==== Records to process
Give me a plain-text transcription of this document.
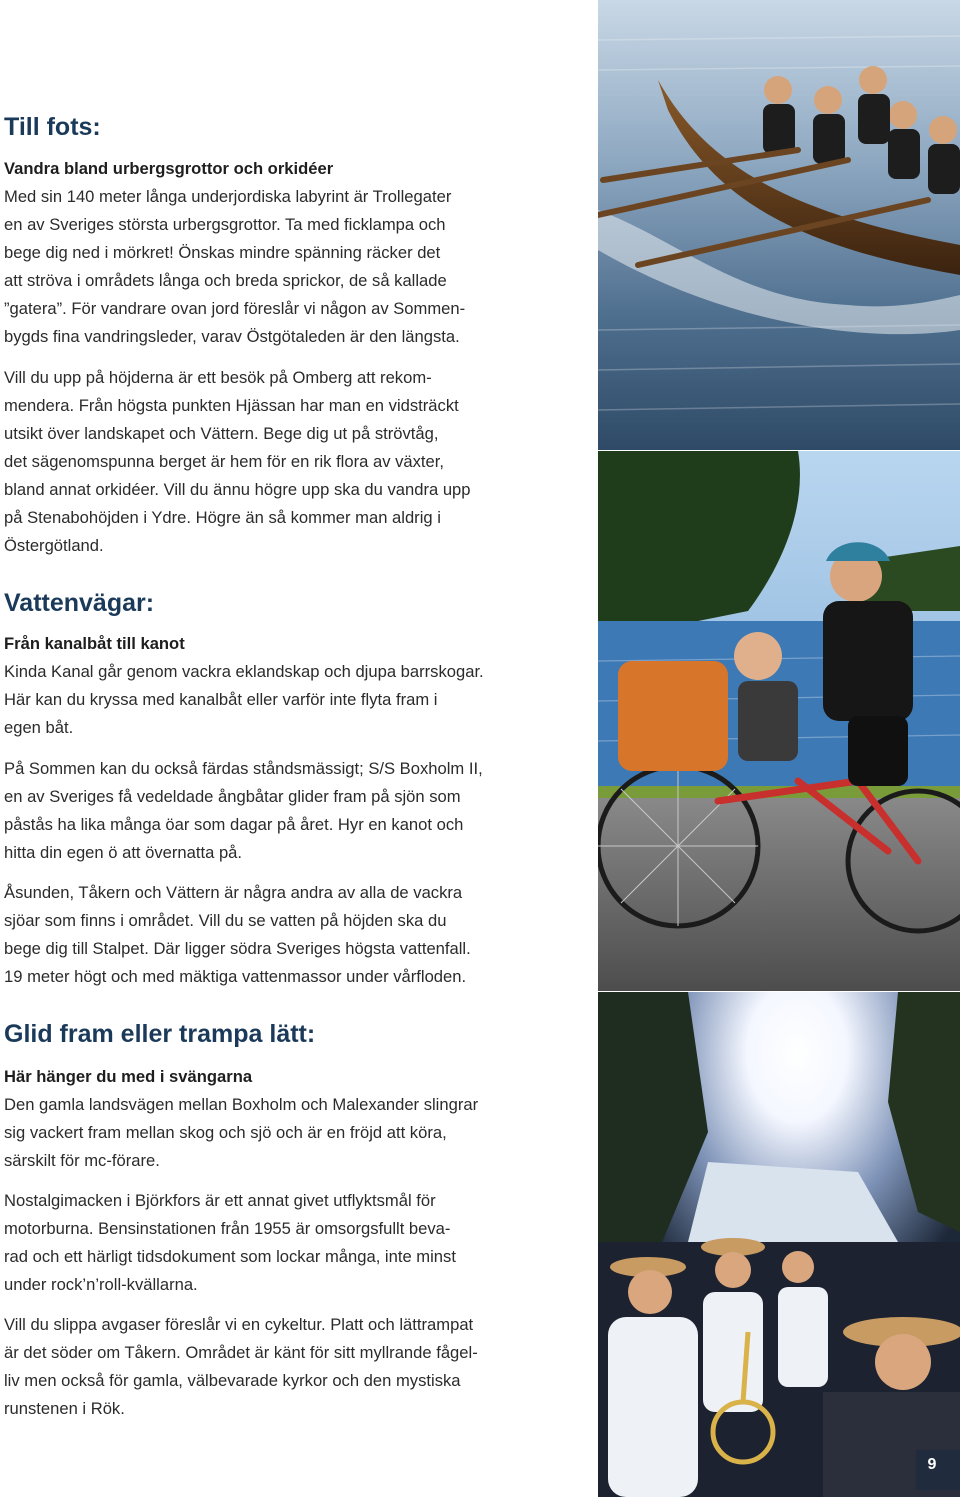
Till fots:
Vandra bland urbergsgrottor och orkidéer
Med sin 140 meter långa underjordiska labyrint är Trollegater
en av Sveriges största urbergsgrottor. Ta med ficklampa och
bege dig ned i mörkret! Önskas mindre spänning räcker det
att ströva i områdets långa och breda sprickor, de så kallade
”gatera”. För vandrare ovan jord föreslår vi någon av Sommen-
bygds fina vandringsleder, varav Östgötaleden är den längsta.
Vill du upp på höjderna är ett besök på Omberg att rekom-
mendera. Från högsta punkten Hjässan har man en vidsträckt
utsikt över landskapet och Vättern. Bege dig ut på strövtåg,
det sägenomspunna berget är hem för en rik flora av växter,
bland annat orkidéer. Vill du ännu högre upp ska du vandra upp
på Stenabohöjden i Ydre. Högre än så kommer man aldrig i
Östergötland.
Vattenvägar:
Från kanalbåt till kanot
Kinda Kanal går genom vackra eklandskap och djupa barrskogar.
Här kan du kryssa med kanalbåt eller varför inte flyta fram i
egen båt.
På Sommen kan du också färdas ståndsmässigt; S/S Boxholm II,
en av Sveriges få vedeldade ångbåtar glider fram på sjön som
påstås ha lika många öar som dagar på året. Hyr en kanot och
hitta din egen ö att övernatta på.
Åsunden, Tåkern och Vättern är några andra av alla de vackra
sjöar som finns i området. Vill du se vatten på höjden ska du
bege dig till Stalpet. Där ligger södra Sveriges högsta vattenfall.
19 meter högt och med mäktiga vattenmassor under vårfloden.
Glid fram eller trampa lätt:
Här hänger du med i svängarna
Den gamla landsvägen mellan Boxholm och Malexander slingrar
sig vackert fram mellan skog och sjö och är en fröjd att köra,
särskilt för mc-förare.
Nostalgimacken i Björkfors är ett annat givet utflyktsmål för
motorburna. Bensinstationen från 1955 är omsorgsfullt beva-
rad och ett härligt tidsdokument som lockar många, inte minst
under rock’n’roll-kvällarna.
Vill du slippa avgaser föreslår vi en cykeltur. Platt och lättrampat
är det söder om Tåkern. Området är känt för sitt myllrande fågel-
liv men också för gamla, välbevarade kyrkor och den mystiska
runstenen i Rök.
9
========
_Directions:_ Reproduce each entry exactly as given; no pictures, please.

_Solved problem:_
Give me a plain-text transcription of this document.
Till fots:
Vandra bland urbergsgrottor och orkidéer
Med sin 140 meter långa underjordiska labyrint är Trollegater
en av Sveriges största urbergsgrottor. Ta med ficklampa och
bege dig ned i mörkret! Önskas mindre spänning räcker det
att ströva i områdets långa och breda sprickor, de så kallade
”gatera”. För vandrare ovan jord föreslår vi någon av Sommen-
bygds fina vandringsleder, varav Östgötaleden är den längsta.
Vill du upp på höjderna är ett besök på Omberg att rekom-
mendera. Från högsta punkten Hjässan har man en vidsträckt
utsikt över landskapet och Vättern. Bege dig ut på strövtåg,
det sägenomspunna berget är hem för en rik flora av växter,
bland annat orkidéer. Vill du ännu högre upp ska du vandra upp
på Stenabohöjden i Ydre. Högre än så kommer man aldrig i
Östergötland.
Vattenvägar:
Från kanalbåt till kanot
Kinda Kanal går genom vackra eklandskap och djupa barrskogar.
Här kan du kryssa med kanalbåt eller varför inte flyta fram i
egen båt.
På Sommen kan du också färdas ståndsmässigt; S/S Boxholm II,
en av Sveriges få vedeldade ångbåtar glider fram på sjön som
påstås ha lika många öar som dagar på året. Hyr en kanot och
hitta din egen ö att övernatta på.
Åsunden, Tåkern och Vättern är några andra av alla de vackra
sjöar som finns i området. Vill du se vatten på höjden ska du
bege dig till Stalpet. Där ligger södra Sveriges högsta vattenfall.
19 meter högt och med mäktiga vattenmassor under vårfloden.
Glid fram eller trampa lätt:
Här hänger du med i svängarna
Den gamla landsvägen mellan Boxholm och Malexander slingrar
sig vackert fram mellan skog och sjö och är en fröjd att köra,
särskilt för mc-förare.
Nostalgimacken i Björkfors är ett annat givet utflyktsmål för
motorburna. Bensinstationen från 1955 är omsorgsfullt beva-
rad och ett härligt tidsdokument som lockar många, inte minst
under rock’n’roll-kvällarna.
Vill du slippa avgaser föreslår vi en cykeltur. Platt och lättrampat
är det söder om Tåkern. Området är känt för sitt myllrande fågel-
liv men också för gamla, välbevarade kyrkor och den mystiska
runstenen i Rök.
9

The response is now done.